[Extracted records]

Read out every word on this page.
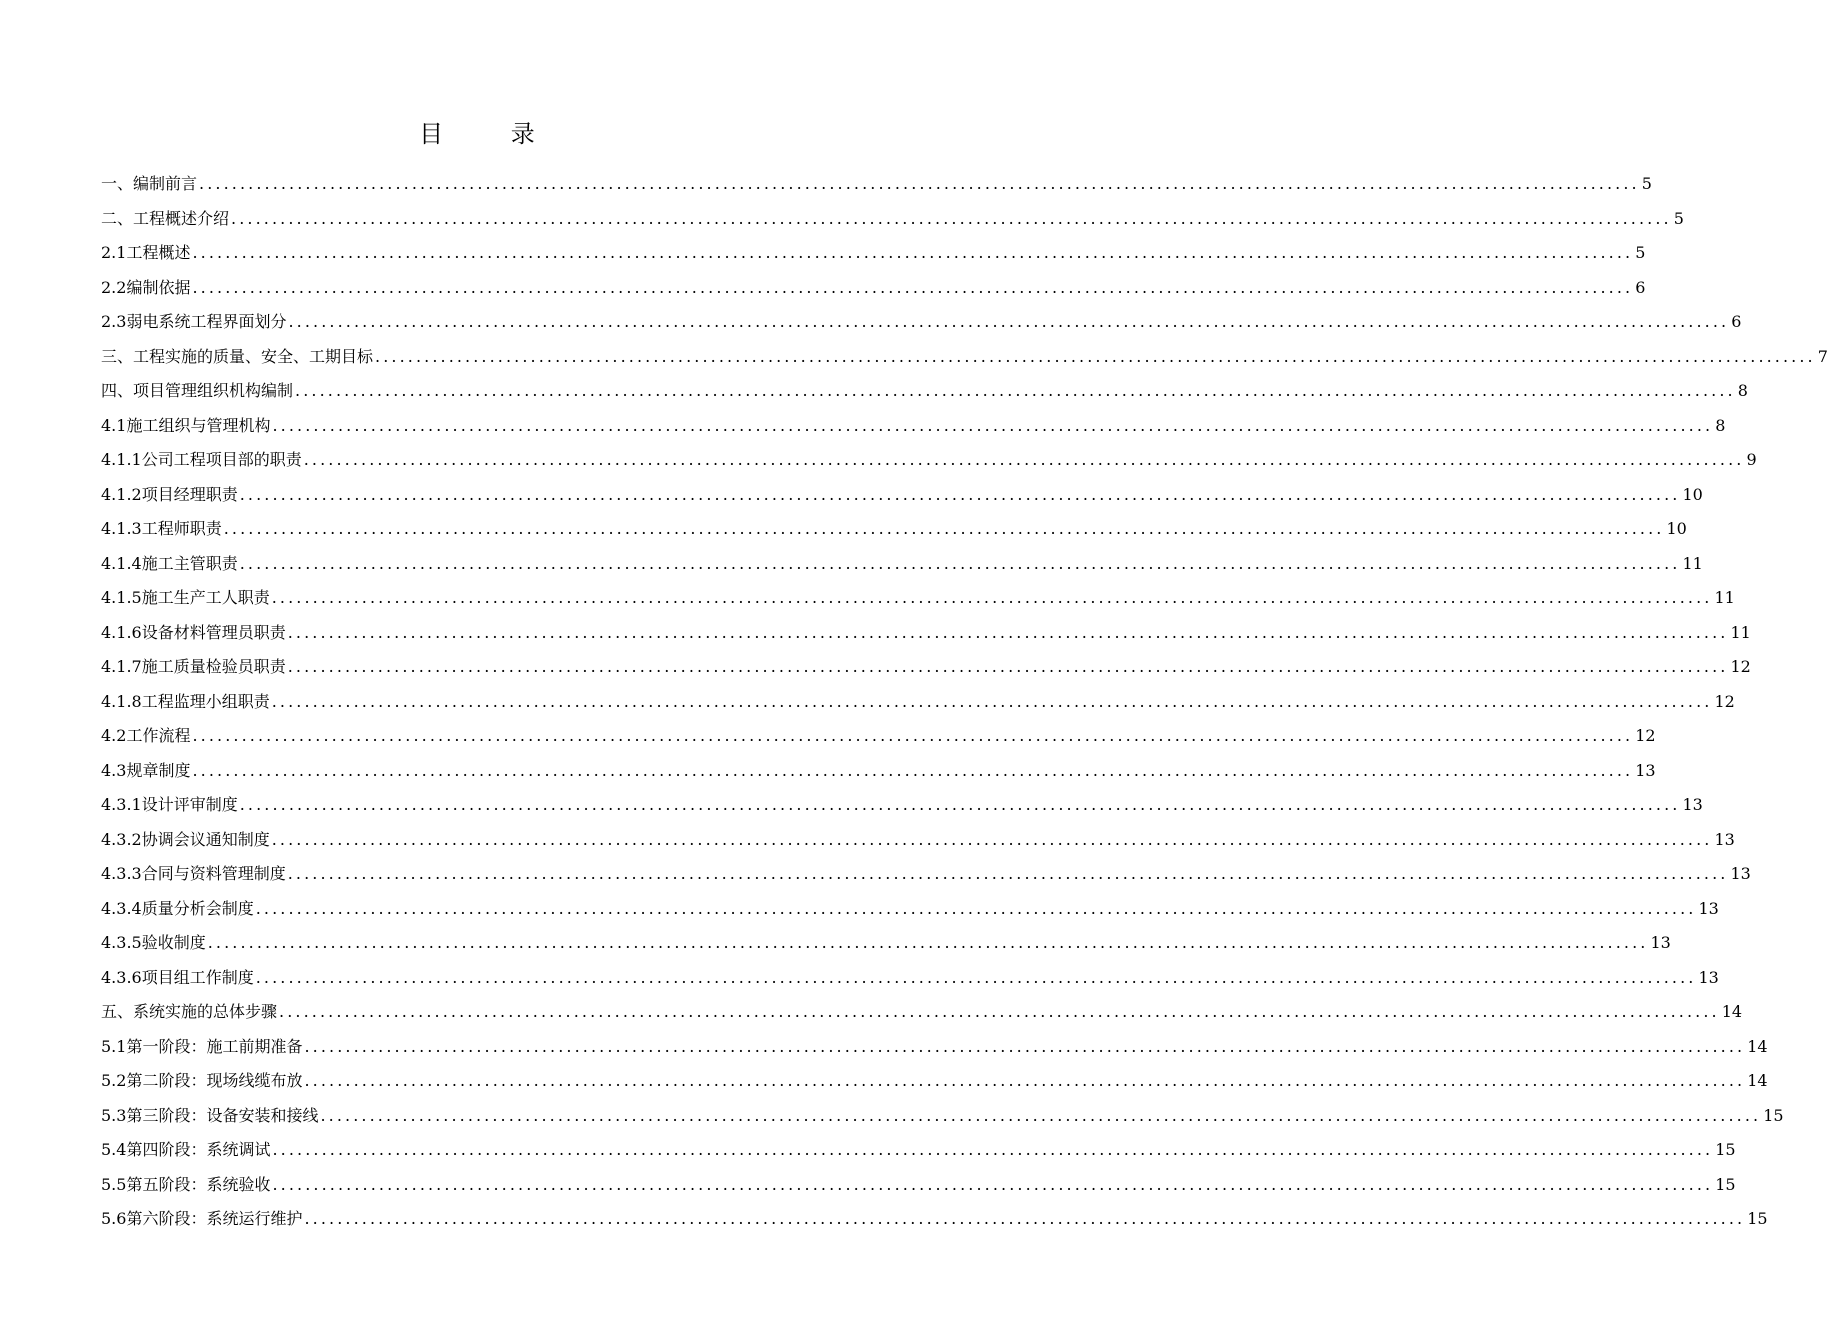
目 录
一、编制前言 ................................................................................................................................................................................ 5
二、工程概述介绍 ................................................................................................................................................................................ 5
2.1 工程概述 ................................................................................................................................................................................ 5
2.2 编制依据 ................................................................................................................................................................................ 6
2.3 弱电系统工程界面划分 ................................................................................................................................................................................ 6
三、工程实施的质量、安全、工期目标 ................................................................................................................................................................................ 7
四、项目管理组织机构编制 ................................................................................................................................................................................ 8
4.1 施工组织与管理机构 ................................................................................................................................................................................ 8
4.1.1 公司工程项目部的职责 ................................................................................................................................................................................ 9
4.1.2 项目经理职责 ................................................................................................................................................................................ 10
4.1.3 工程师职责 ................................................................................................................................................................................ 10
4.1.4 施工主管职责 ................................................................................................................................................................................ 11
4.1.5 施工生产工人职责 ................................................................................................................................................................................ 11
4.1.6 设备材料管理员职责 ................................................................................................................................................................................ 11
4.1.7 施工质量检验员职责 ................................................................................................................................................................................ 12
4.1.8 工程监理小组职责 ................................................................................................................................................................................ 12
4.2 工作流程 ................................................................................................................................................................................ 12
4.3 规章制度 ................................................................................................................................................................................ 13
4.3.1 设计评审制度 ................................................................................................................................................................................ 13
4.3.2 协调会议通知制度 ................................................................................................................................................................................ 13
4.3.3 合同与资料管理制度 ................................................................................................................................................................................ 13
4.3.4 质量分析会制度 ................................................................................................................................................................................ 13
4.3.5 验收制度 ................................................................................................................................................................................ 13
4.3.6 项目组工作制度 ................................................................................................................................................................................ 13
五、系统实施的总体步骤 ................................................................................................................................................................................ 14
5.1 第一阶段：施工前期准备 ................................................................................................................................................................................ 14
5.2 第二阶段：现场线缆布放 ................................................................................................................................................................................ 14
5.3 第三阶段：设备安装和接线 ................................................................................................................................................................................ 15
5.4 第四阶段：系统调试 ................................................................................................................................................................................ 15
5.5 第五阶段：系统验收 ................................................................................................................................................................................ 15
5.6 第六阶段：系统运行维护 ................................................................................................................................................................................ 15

* * *

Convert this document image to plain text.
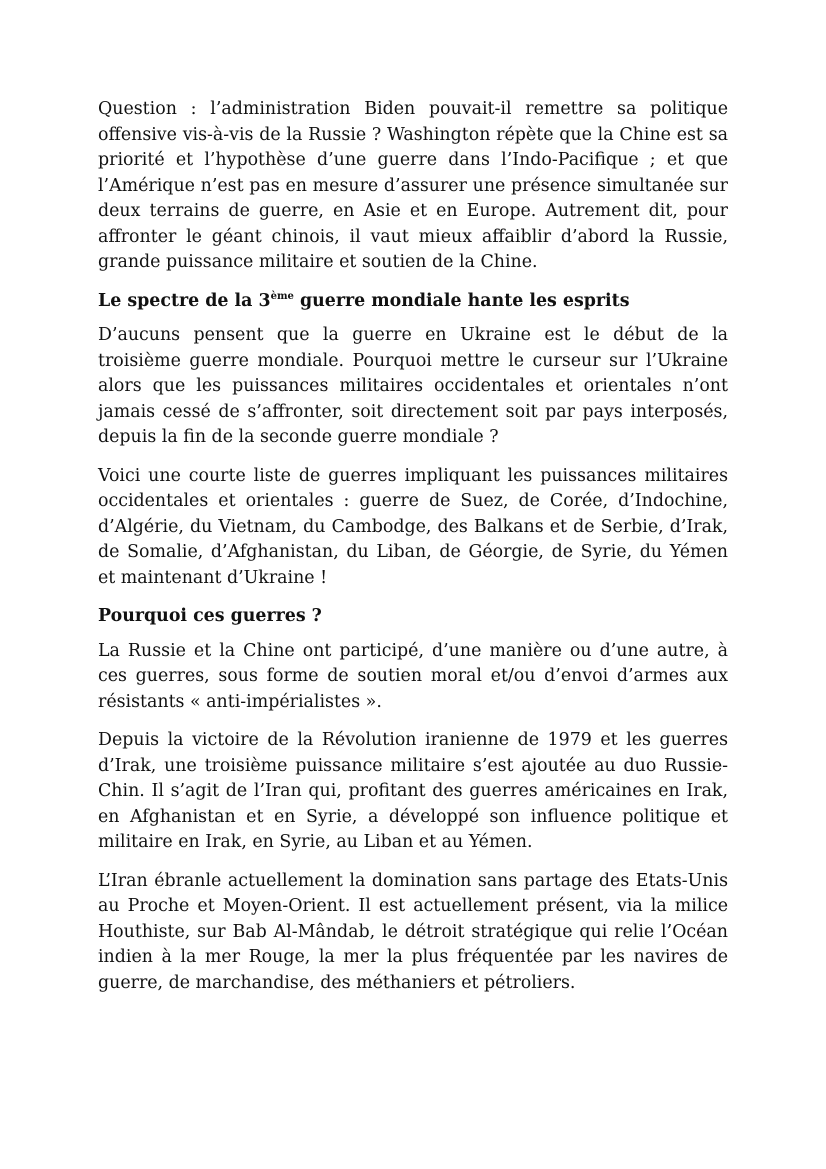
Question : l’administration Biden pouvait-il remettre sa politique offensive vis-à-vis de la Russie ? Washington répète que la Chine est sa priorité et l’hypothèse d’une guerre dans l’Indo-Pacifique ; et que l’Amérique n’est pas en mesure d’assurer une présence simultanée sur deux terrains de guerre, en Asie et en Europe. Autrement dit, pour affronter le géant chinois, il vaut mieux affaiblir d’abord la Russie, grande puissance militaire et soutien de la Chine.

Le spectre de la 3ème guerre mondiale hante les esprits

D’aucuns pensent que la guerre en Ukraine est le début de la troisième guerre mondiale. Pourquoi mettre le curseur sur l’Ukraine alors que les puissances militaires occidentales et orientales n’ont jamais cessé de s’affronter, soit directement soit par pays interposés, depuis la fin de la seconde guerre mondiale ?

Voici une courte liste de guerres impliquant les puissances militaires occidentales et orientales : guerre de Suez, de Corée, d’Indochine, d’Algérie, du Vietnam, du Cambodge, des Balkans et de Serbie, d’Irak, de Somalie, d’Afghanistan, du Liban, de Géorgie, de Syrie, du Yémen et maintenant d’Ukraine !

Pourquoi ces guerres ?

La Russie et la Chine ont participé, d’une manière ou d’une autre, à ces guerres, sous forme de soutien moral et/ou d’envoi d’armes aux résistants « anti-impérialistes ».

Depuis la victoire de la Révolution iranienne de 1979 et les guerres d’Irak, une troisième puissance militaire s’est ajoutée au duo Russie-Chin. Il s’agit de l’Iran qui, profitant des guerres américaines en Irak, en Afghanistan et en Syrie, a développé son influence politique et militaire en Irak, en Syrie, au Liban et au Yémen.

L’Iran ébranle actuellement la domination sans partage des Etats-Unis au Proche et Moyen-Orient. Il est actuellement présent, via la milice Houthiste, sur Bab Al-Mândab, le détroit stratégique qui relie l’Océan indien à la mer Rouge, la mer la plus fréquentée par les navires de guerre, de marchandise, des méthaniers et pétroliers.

WORK REQUIRED – Work out how many lines in the entries hold the string "Yémen". Your answer should consist solely of that number.

FINAL RESULT – 2